Records from a data source

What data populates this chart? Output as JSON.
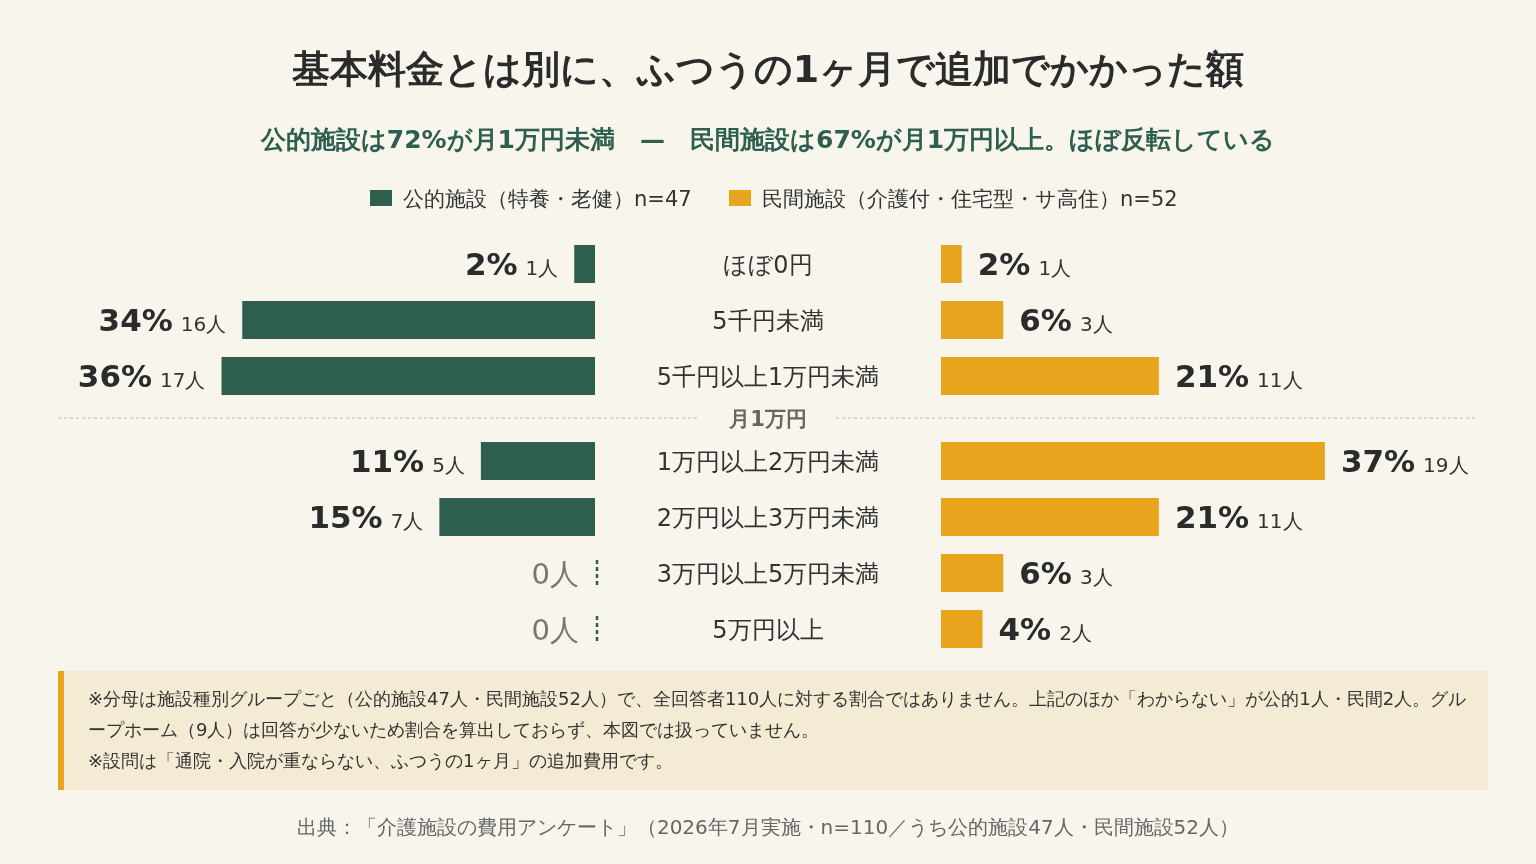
{
  "chart_data": [
    {
      "type": "bar",
      "orientation": "horizontal",
      "title": "基本料金とは別に、ふつうの1ヶ月で追加でかかった額",
      "subtitle": "公的施設は72%が月1万円未満　—　民間施設は67%が月1万円以上。ほぼ反転している",
      "categories": [
        "ほぼ0円",
        "5千円未満",
        "5千円以上1万円未満",
        "1万円以上2万円未満",
        "2万円以上3万円未満",
        "3万円以上5万円未満",
        "5万円以上"
      ],
      "tick_labels": false,
      "legend": "top",
      "series": [
        {
          "name": "公的施設（特養・老健）n=47",
          "color": "#2d5e4e",
          "values": [
            2,
            34,
            36,
            11,
            15,
            0,
            0
          ],
          "value_labels": [
            "2% 1人",
            "34% 16人",
            "36% 17人",
            "11% 5人",
            "15% 7人",
            "0人",
            "0人"
          ]
        }
      ]
    },
    {
      "type": "bar",
      "orientation": "horizontal",
      "categories": [
        "ほぼ0円",
        "5千円未満",
        "5千円以上1万円未満",
        "1万円以上2万円未満",
        "2万円以上3万円未満",
        "3万円以上5万円未満",
        "5万円以上"
      ],
      "tick_labels": "y",
      "legend": "top",
      "series": [
        {
          "name": "民間施設（介護付・住宅型・サ高住）n=52",
          "color": "#e8a41c",
          "values": [
            2,
            6,
            21,
            37,
            21,
            6,
            4
          ],
          "value_labels": [
            "2% 1人",
            "6% 3人",
            "21% 11人",
            "37% 19人",
            "21% 11人",
            "6% 3人",
            "4% 2人"
          ]
        }
      ],
      "annotations": [
        "月1万円",
        "※分母は施設種別グループごと（公的施設47人・民間施設52人）で、全回答者110人に対する割合ではありません。上記のほか「わからない」が公的1人・民間2人。グループホーム（9人）は回答が少ないため割合を算出しておらず、本図では扱っていません。",
        "※設問は「通院・入院が重ならない、ふつうの1ヶ月」の追加費用です。",
        "出典：「介護施設の費用アンケート」（2026年7月実施・n=110／うち公的施設47人・民間施設52人）"
      ]
    }
  ]
}
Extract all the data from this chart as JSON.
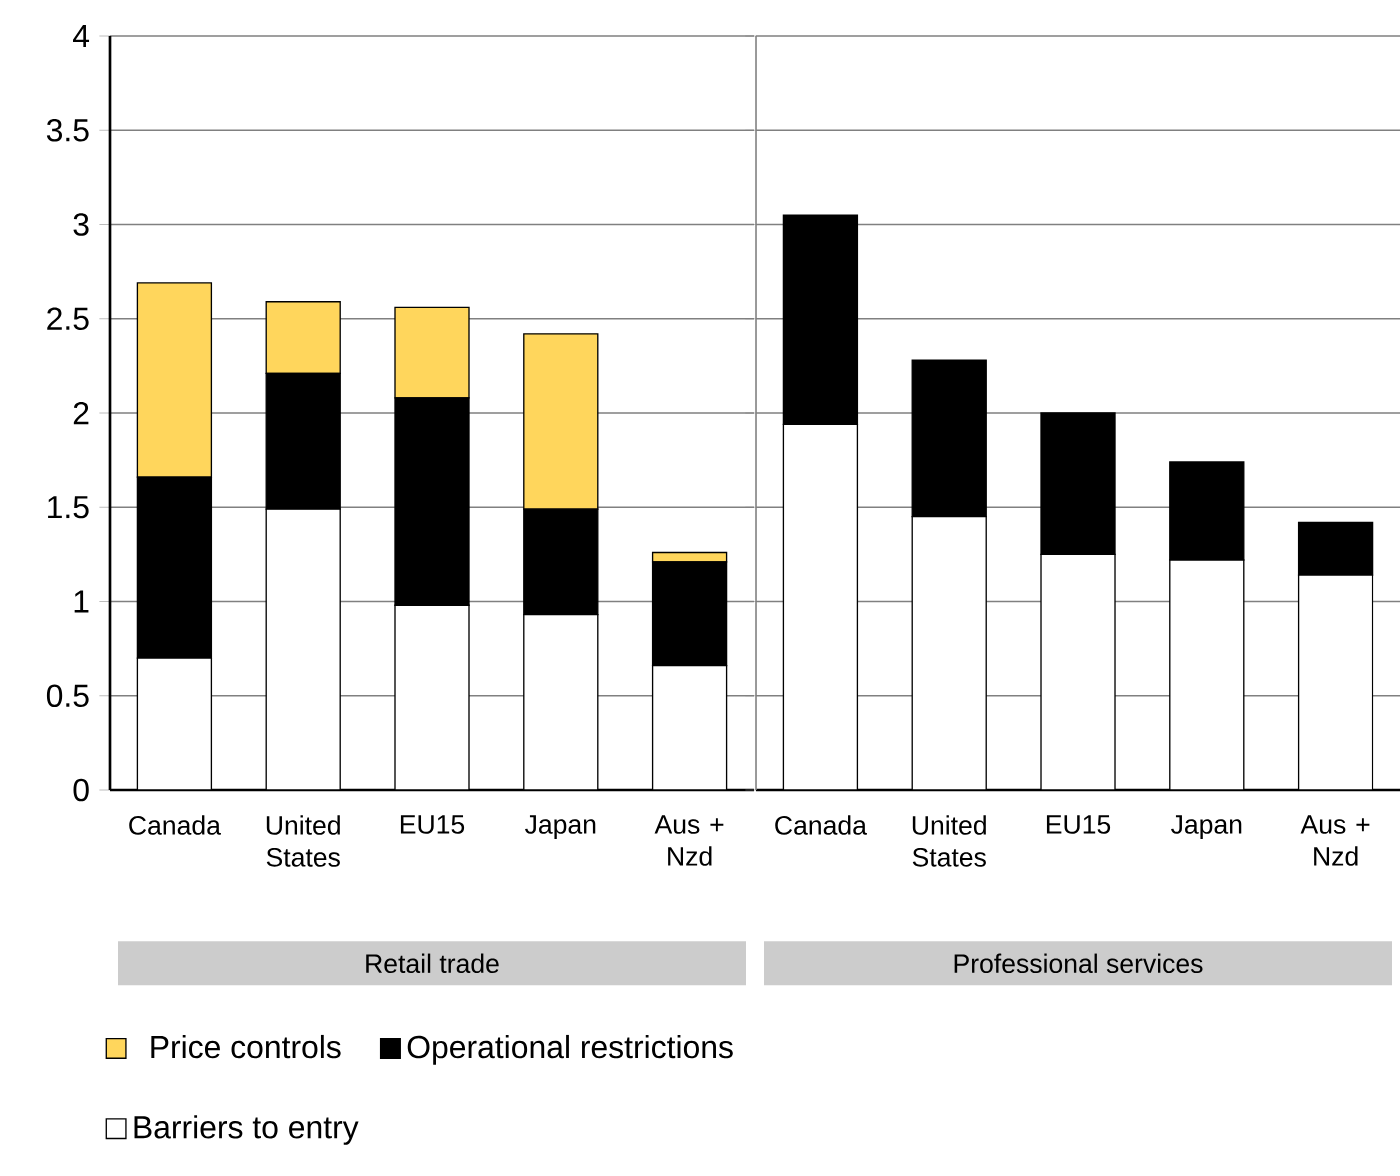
{
  "chart_data": [
    {
      "type": "bar",
      "stacked": true,
      "xlabel": "Retail trade",
      "categories": [
        "Canada",
        "United States",
        "EU15",
        "Japan",
        "Aus + Nzd"
      ],
      "series": [
        {
          "name": "Barriers to entry",
          "color": "#ffffff",
          "values": [
            0.7,
            1.49,
            0.98,
            0.93,
            0.66
          ]
        },
        {
          "name": "Operational restrictions",
          "color": "#000000",
          "values": [
            0.96,
            0.72,
            1.1,
            0.56,
            0.55
          ]
        },
        {
          "name": "Price controls",
          "color": "#ffd65c",
          "values": [
            1.03,
            0.38,
            0.48,
            0.93,
            0.05
          ]
        }
      ],
      "ylim": [
        0,
        4
      ],
      "yticks": [
        0,
        0.5,
        1,
        1.5,
        2,
        2.5,
        3,
        3.5,
        4
      ],
      "grid": "y",
      "legend": "bottom"
    },
    {
      "type": "bar",
      "stacked": true,
      "xlabel": "Professional services",
      "categories": [
        "Canada",
        "United States",
        "EU15",
        "Japan",
        "Aus + Nzd"
      ],
      "series": [
        {
          "color": "#ffffff",
          "values": [
            1.94,
            1.45,
            1.25,
            1.22,
            1.14
          ]
        },
        {
          "color": "#000000",
          "values": [
            1.11,
            0.83,
            0.75,
            0.52,
            0.28
          ]
        }
      ],
      "ylim": [
        0,
        4
      ],
      "yticks": [
        0,
        0.5,
        1,
        1.5,
        2,
        2.5,
        3,
        3.5,
        4
      ],
      "grid": "y",
      "tick_labels": "x"
    }
  ]
}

Prompt -> Give back every line exactly as it stands, pictures excluded.

Solution to the problem ->
What data populates this chart? Output as JSON.
{
  "chart_data": [
    {
      "type": "bar",
      "orientation": "horizontal",
      "title": "基本料金とは別に、ふつうの1ヶ月で追加でかかった額",
      "subtitle": "公的施設は72%が月1万円未満　—　民間施設は67%が月1万円以上。ほぼ反転している",
      "categories": [
        "ほぼ0円",
        "5千円未満",
        "5千円以上1万円未満",
        "1万円以上2万円未満",
        "2万円以上3万円未満",
        "3万円以上5万円未満",
        "5万円以上"
      ],
      "tick_labels": false,
      "legend": "top",
      "series": [
        {
          "name": "公的施設（特養・老健）n=47",
          "color": "#2d5e4e",
          "values": [
            2,
            34,
            36,
            11,
            15,
            0,
            0
          ],
          "value_labels": [
            "2% 1人",
            "34% 16人",
            "36% 17人",
            "11% 5人",
            "15% 7人",
            "0人",
            "0人"
          ]
        }
      ]
    },
    {
      "type": "bar",
      "orientation": "horizontal",
      "categories": [
        "ほぼ0円",
        "5千円未満",
        "5千円以上1万円未満",
        "1万円以上2万円未満",
        "2万円以上3万円未満",
        "3万円以上5万円未満",
        "5万円以上"
      ],
      "tick_labels": "y",
      "legend": "top",
      "series": [
        {
          "name": "民間施設（介護付・住宅型・サ高住）n=52",
          "color": "#e8a41c",
          "values": [
            2,
            6,
            21,
            37,
            21,
            6,
            4
          ],
          "value_labels": [
            "2% 1人",
            "6% 3人",
            "21% 11人",
            "37% 19人",
            "21% 11人",
            "6% 3人",
            "4% 2人"
          ]
        }
      ],
      "annotations": [
        "月1万円",
        "※分母は施設種別グループごと（公的施設47人・民間施設52人）で、全回答者110人に対する割合ではありません。上記のほか「わからない」が公的1人・民間2人。グループホーム（9人）は回答が少ないため割合を算出しておらず、本図では扱っていません。",
        "※設問は「通院・入院が重ならない、ふつうの1ヶ月」の追加費用です。",
        "出典：「介護施設の費用アンケート」（2026年7月実施・n=110／うち公的施設47人・民間施設52人）"
      ]
    }
  ]
}
Extract all the data from this chart as JSON.
{
  "chart_data": [
    {
      "type": "bar",
      "stacked": true,
      "xlabel": "Retail trade",
      "categories": [
        "Canada",
        "United States",
        "EU15",
        "Japan",
        "Aus + Nzd"
      ],
      "series": [
        {
          "name": "Barriers to entry",
          "color": "#ffffff",
          "values": [
            0.7,
            1.49,
            0.98,
            0.93,
            0.66
          ]
        },
        {
          "name": "Operational restrictions",
          "color": "#000000",
          "values": [
            0.96,
            0.72,
            1.1,
            0.56,
            0.55
          ]
        },
        {
          "name": "Price controls",
          "color": "#ffd65c",
          "values": [
            1.03,
            0.38,
            0.48,
            0.93,
            0.05
          ]
        }
      ],
      "ylim": [
        0,
        4
      ],
      "yticks": [
        0,
        0.5,
        1,
        1.5,
        2,
        2.5,
        3,
        3.5,
        4
      ],
      "grid": "y",
      "legend": "bottom"
    },
    {
      "type": "bar",
      "stacked": true,
      "xlabel": "Professional services",
      "categories": [
        "Canada",
        "United States",
        "EU15",
        "Japan",
        "Aus + Nzd"
      ],
      "series": [
        {
          "color": "#ffffff",
          "values": [
            1.94,
            1.45,
            1.25,
            1.22,
            1.14
          ]
        },
        {
          "color": "#000000",
          "values": [
            1.11,
            0.83,
            0.75,
            0.52,
            0.28
          ]
        }
      ],
      "ylim": [
        0,
        4
      ],
      "yticks": [
        0,
        0.5,
        1,
        1.5,
        2,
        2.5,
        3,
        3.5,
        4
      ],
      "grid": "y",
      "tick_labels": "x"
    }
  ]
}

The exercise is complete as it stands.